• Set task 1: In the transcript, rewrite the part that opens with the words containing "He doesn't have" and closes with "heterogeneous African-American community.", switching "empiricism" to "statistics".

• Text excerpt:
###

Elizabeth Rodrigues:

He doesn't have a research assistant. He's the researcher and the data collector and the data organizer. He says, "Basically, they had a theory and they wanted me to prove it." To avoid that, to avoid reproducing this fixed narrative that had already in placed on the African-American community in Philadelphia, he doesn't refuse to collect data, he doesn't refuse to engage with the empiricist project. He says, "No, you're doing empiricism wrong. I'm going to get all of this data and I'm going to show you how much more complicated it is." Basically, through this data, he's able to show this very heterogeneous African-American community.

No surprise to the African-American community, but a surprise to the white audience who isn't expecting to have time and space devoted not just to those who would be classed as criminals or impoverished, but the working middle class and the upper class and its social structures and to basically say, "The problem here isn't this community. The problem is how this community is met by assumptions about it and legally constrained from employment and real estate ownership." It wasn't quite the outcome they were looking for, but he uses the process of collecting more data to create multiple narratives of African-American life in Philadelphia when his white funders were looking for one specific narrative.

Marshall Poe:

A lot of it's worked because now we have this strong distinction between, I can't remember the word, but essentially survey techniques and ethnography, and he won't have anything to do with that.

Elizabeth Rodrigues:

No.

Marshall Poe:

He's like, "No, we're not doing it that way."

###

• Raw data:
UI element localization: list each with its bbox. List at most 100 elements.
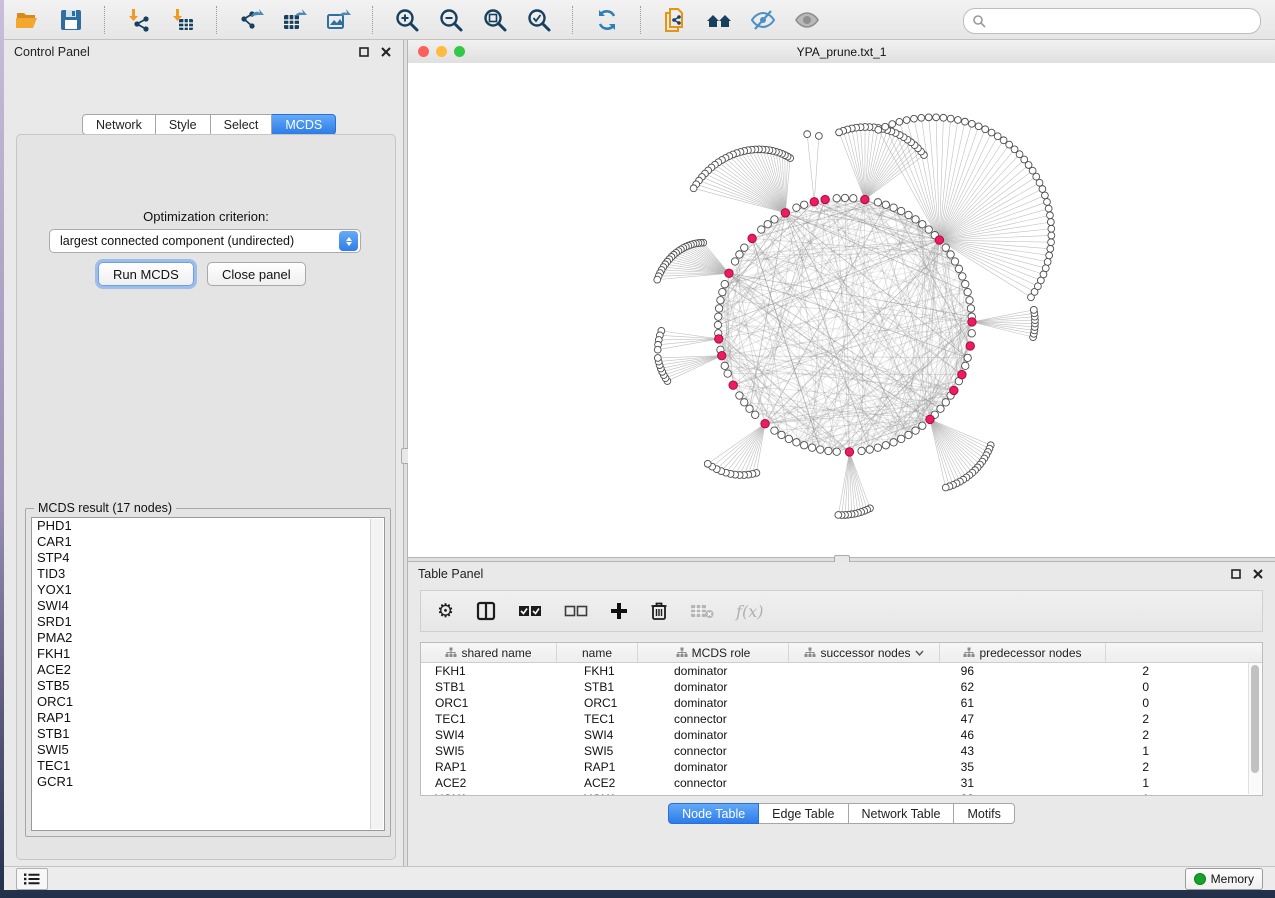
tab-motifs[interactable]: Motifs	[954, 803, 1014, 824]
table-row[interactable]: SWI5SWI5connector431	[421, 743, 1262, 759]
table-cell: dominator	[664, 663, 824, 679]
export-table-icon[interactable]	[280, 5, 310, 35]
tab-network-table[interactable]: Network Table	[849, 803, 955, 824]
hide-graphics-details-icon[interactable]	[748, 5, 778, 35]
column-header-mcds-role[interactable]: MCDS role	[638, 643, 789, 662]
float-panel-icon[interactable]	[357, 45, 371, 59]
zoom-selected-icon[interactable]	[524, 5, 554, 35]
tab-select[interactable]: Select	[211, 114, 273, 135]
close-window-icon[interactable]	[418, 46, 429, 57]
maximize-window-icon[interactable]	[454, 46, 465, 57]
zoom-fit-icon[interactable]	[480, 5, 510, 35]
refresh-view-icon[interactable]	[592, 5, 622, 35]
column-header-predecessor-nodes[interactable]: predecessor nodes	[940, 643, 1106, 662]
close-panel-icon[interactable]	[1251, 567, 1265, 581]
control-panel-title: Control Panel	[14, 45, 90, 59]
import-network-icon[interactable]	[124, 5, 154, 35]
table-cell: 61	[824, 695, 984, 711]
tab-mcds[interactable]: MCDS	[272, 114, 336, 135]
run-mcds-button[interactable]: Run MCDS	[98, 262, 194, 286]
criterion-dropdown[interactable]: largest connected component (undirected)	[49, 229, 361, 253]
tab-node-table[interactable]: Node Table	[668, 803, 759, 824]
deselect-all-icon[interactable]	[564, 599, 588, 623]
mcds-result-list[interactable]: PHD1CAR1STP4TID3YOX1SWI4SRD1PMA2FKH1ACE2…	[31, 517, 385, 831]
mcds-result-item[interactable]: PHD1	[32, 518, 384, 534]
search-icon	[972, 14, 986, 28]
table-cell: ACE2	[570, 775, 664, 791]
table-row[interactable]: SWI4SWI4dominator462	[421, 727, 1262, 743]
mcds-result-item[interactable]: STP4	[32, 550, 384, 566]
zoom-out-icon[interactable]	[436, 5, 466, 35]
search-field[interactable]	[963, 8, 1261, 34]
table-cell: FKH1	[421, 663, 570, 679]
network-canvas[interactable]	[408, 63, 1275, 557]
list-scrollbar[interactable]	[370, 519, 383, 829]
scrollbar-thumb[interactable]	[1251, 665, 1259, 773]
table-row[interactable]: FKH1FKH1dominator962	[421, 663, 1262, 679]
column-header-name[interactable]: name	[557, 643, 638, 662]
tab-network[interactable]: Network	[82, 114, 156, 135]
minimize-window-icon[interactable]	[436, 46, 447, 57]
birds-eye-view-icon[interactable]	[792, 5, 822, 35]
select-all-icon[interactable]	[518, 599, 542, 623]
mcds-result-item[interactable]: GCR1	[32, 774, 384, 790]
column-header-shared-name[interactable]: shared name	[421, 643, 557, 662]
list-icon	[24, 873, 40, 885]
mcds-result-item[interactable]: ACE2	[32, 662, 384, 678]
mcds-result-item[interactable]: RAP1	[32, 710, 384, 726]
mcds-result-item[interactable]: TEC1	[32, 758, 384, 774]
show-columns-icon[interactable]	[476, 599, 496, 623]
status-bar: Memory	[4, 866, 1275, 890]
zoom-in-icon[interactable]	[392, 5, 422, 35]
table-row[interactable]: RAP1RAP1dominator352	[421, 759, 1262, 775]
tab-style[interactable]: Style	[156, 114, 211, 135]
mcds-result-item[interactable]: PMA2	[32, 630, 384, 646]
task-history-button[interactable]	[16, 868, 48, 890]
table-row[interactable]: ORC1ORC1dominator610	[421, 695, 1262, 711]
mcds-result-item[interactable]: TID3	[32, 566, 384, 582]
tab-edge-table[interactable]: Edge Table	[759, 803, 848, 824]
table-panel: Table Panel ⚙ f(x) shared name name MCDS…	[408, 562, 1275, 866]
mcds-result-item[interactable]: SWI5	[32, 742, 384, 758]
export-image-icon[interactable]	[324, 5, 354, 35]
import-table-icon[interactable]	[168, 5, 198, 35]
mcds-result-item[interactable]: CAR1	[32, 534, 384, 550]
column-header-successor-nodes[interactable]: successor nodes	[789, 643, 940, 662]
table-cell: connector	[664, 775, 824, 791]
table-cell: 2	[984, 711, 1159, 727]
float-panel-icon[interactable]	[1229, 567, 1243, 581]
mcds-result-item[interactable]: YOX1	[32, 582, 384, 598]
save-session-icon[interactable]	[56, 5, 86, 35]
table-row[interactable]: YOX1YOX1connector291	[421, 791, 1262, 796]
mcds-result-item[interactable]: FKH1	[32, 646, 384, 662]
table-cell: TEC1	[421, 711, 570, 727]
table-cell: dominator	[664, 759, 824, 775]
toolbar-separator	[572, 6, 574, 34]
close-panel-icon[interactable]	[379, 45, 393, 59]
table-row[interactable]: ACE2ACE2connector311	[421, 775, 1262, 791]
mcds-result-item[interactable]: SWI4	[32, 598, 384, 614]
table-cell: 46	[824, 727, 984, 743]
first-neighbors-icon[interactable]	[704, 5, 734, 35]
close-panel-button[interactable]: Close panel	[207, 262, 306, 286]
export-network-icon[interactable]	[236, 5, 266, 35]
mcds-result-item[interactable]: SRD1	[32, 614, 384, 630]
network-window-titlebar[interactable]: YPA_prune.txt_1	[408, 40, 1275, 64]
mcds-result-item[interactable]: ORC1	[32, 694, 384, 710]
mcds-result-item[interactable]: STB1	[32, 726, 384, 742]
node-table[interactable]: shared name name MCDS role successor nod…	[420, 642, 1263, 796]
open-session-icon[interactable]	[12, 5, 42, 35]
table-cell: 96	[824, 663, 984, 679]
clone-network-icon[interactable]	[660, 5, 690, 35]
search-input[interactable]	[991, 13, 1252, 29]
table-options-gear-icon[interactable]: ⚙	[437, 599, 454, 623]
table-row[interactable]: STB1STB1dominator620	[421, 679, 1262, 695]
table-row[interactable]: TEC1TEC1connector472	[421, 711, 1262, 727]
delete-columns-trash-icon[interactable]	[650, 599, 668, 623]
memory-button[interactable]: Memory	[1185, 868, 1263, 890]
table-cell: 2	[984, 727, 1159, 743]
table-cell: YOX1	[421, 791, 570, 796]
create-column-plus-icon[interactable]	[610, 599, 628, 623]
mcds-result-item[interactable]: STB5	[32, 678, 384, 694]
table-scrollbar[interactable]	[1248, 663, 1261, 794]
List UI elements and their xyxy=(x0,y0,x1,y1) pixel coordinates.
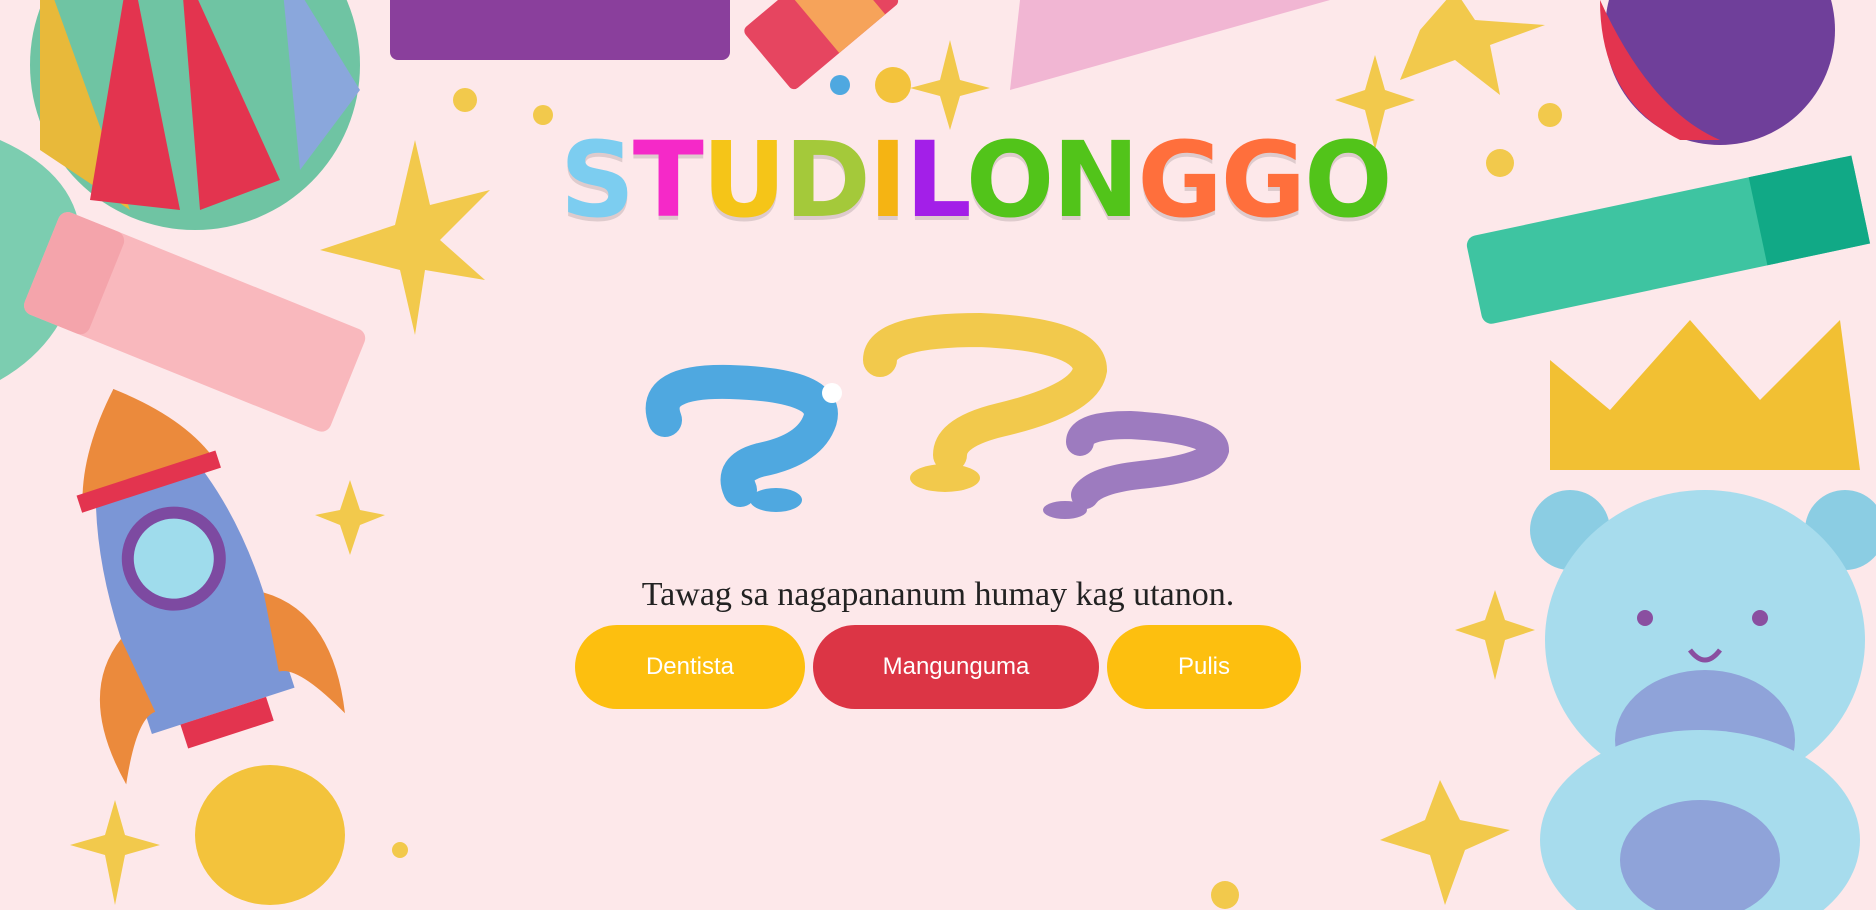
logo-letter: G xyxy=(1220,119,1306,241)
beach-ball-icon xyxy=(30,0,360,230)
answer-button-pulis[interactable]: Pulis xyxy=(1107,625,1301,709)
answer-button-mangunguma[interactable]: Mangunguma xyxy=(813,625,1099,709)
logo-letter: S xyxy=(560,119,635,241)
logo-letter: U xyxy=(701,119,786,241)
answer-button-dentista[interactable]: Dentista xyxy=(575,625,805,709)
logo-letter: T xyxy=(632,119,704,241)
question-marks-icon xyxy=(645,312,1230,519)
answer-options: Dentista Mangunguma Pulis xyxy=(0,625,1876,709)
logo-letter: N xyxy=(1052,119,1139,241)
logo-wordmark: STUDILONGGO xyxy=(560,119,1393,241)
logo-letter: L xyxy=(905,119,968,241)
logo-letter: D xyxy=(784,119,870,241)
question-text: Tawag sa nagapananum humay kag utanon. xyxy=(641,576,1235,613)
ball-icon xyxy=(1600,0,1835,145)
crown-icon xyxy=(1550,320,1860,470)
logo-letter: G xyxy=(1137,119,1222,241)
logo-letter: O xyxy=(965,119,1054,241)
avatar-icon xyxy=(830,67,911,103)
logo-letter: O xyxy=(1304,119,1392,241)
crayon-icon xyxy=(24,212,366,432)
triangle-icon xyxy=(1010,0,1330,90)
crayon-icon xyxy=(1466,155,1871,324)
purple-block-icon xyxy=(390,0,730,60)
logo-letter: I xyxy=(868,119,908,241)
studilonggo-logo: STUDILONGGO xyxy=(560,100,1393,250)
flame-icon xyxy=(195,765,345,905)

###

• Set task 2: Copy the rows unchanged, from the line containing "logo-letter: G xyxy=(1220,119,1306,241)" through the last line of the rows.

• Exercise output 1:
He doesn't have a research assistant. He's the researcher and the data collector and the data organizer. He says, "Basically, they had a theory and they wanted me to prove it." To avoid that, to avoid reproducing this fixed narrative that had already in placed on the African-American community in Philadelphia, he doesn't refuse to collect data, he doesn't refuse to engage with the empiricist project. He says, "No, you're doing statistics wrong. I'm going to get all of this data and I'm going to show you how much more complicated it is." Basically, through this data, he's able to show this very heterogeneous African-American community.

• Exercise output 2:
logo-letter: G xyxy=(1220,119,1306,241)
beach-ball-icon xyxy=(30,0,360,230)
answer-button-pulis[interactable]: Pulis xyxy=(1107,625,1301,709)
answer-button-mangunguma[interactable]: Mangunguma xyxy=(813,625,1099,709)
logo-letter: S xyxy=(560,119,635,241)
logo-letter: U xyxy=(701,119,786,241)
answer-button-dentista[interactable]: Dentista xyxy=(575,625,805,709)
logo-letter: T xyxy=(632,119,704,241)
question-marks-icon xyxy=(645,312,1230,519)
answer-options: Dentista Mangunguma Pulis xyxy=(0,625,1876,709)
logo-letter: N xyxy=(1052,119,1139,241)
logo-wordmark: STUDILONGGO xyxy=(560,119,1393,241)
logo-letter: L xyxy=(905,119,968,241)
logo-letter: D xyxy=(784,119,870,241)
question-text: Tawag sa nagapananum humay kag utanon. xyxy=(641,576,1235,613)
ball-icon xyxy=(1600,0,1835,145)
crown-icon xyxy=(1550,320,1860,470)
logo-letter: G xyxy=(1137,119,1222,241)
logo-letter: O xyxy=(965,119,1054,241)
avatar-icon xyxy=(830,67,911,103)
logo-letter: O xyxy=(1304,119,1392,241)
crayon-icon xyxy=(24,212,366,432)
triangle-icon xyxy=(1010,0,1330,90)
crayon-icon xyxy=(1466,155,1871,324)
purple-block-icon xyxy=(390,0,730,60)
logo-letter: I xyxy=(868,119,908,241)
studilonggo-logo: STUDILONGGO xyxy=(560,100,1393,250)
flame-icon xyxy=(195,765,345,905)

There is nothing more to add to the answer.